[Dataset excerpt]
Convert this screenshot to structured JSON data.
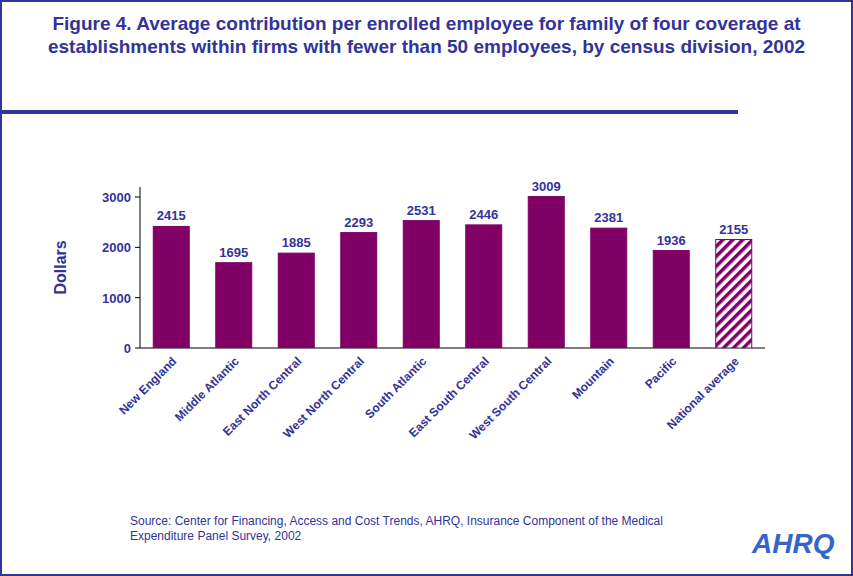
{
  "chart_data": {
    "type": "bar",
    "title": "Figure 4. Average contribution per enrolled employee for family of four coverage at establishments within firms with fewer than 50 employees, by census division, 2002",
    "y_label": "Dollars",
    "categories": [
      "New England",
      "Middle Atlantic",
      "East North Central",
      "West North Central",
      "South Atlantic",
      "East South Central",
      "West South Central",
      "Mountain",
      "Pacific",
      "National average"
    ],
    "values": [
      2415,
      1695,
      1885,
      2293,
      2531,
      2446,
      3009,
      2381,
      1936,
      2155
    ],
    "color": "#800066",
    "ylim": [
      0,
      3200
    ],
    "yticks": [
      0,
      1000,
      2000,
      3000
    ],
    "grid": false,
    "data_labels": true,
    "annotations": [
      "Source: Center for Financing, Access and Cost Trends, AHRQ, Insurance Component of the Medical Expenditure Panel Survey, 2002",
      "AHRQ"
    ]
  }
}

> EXERCISE PROMPT
Copy each line holding the word "North" from the listing above.

> RESPONSE TO THIS TASK
      "East North Central",
      "West North Central",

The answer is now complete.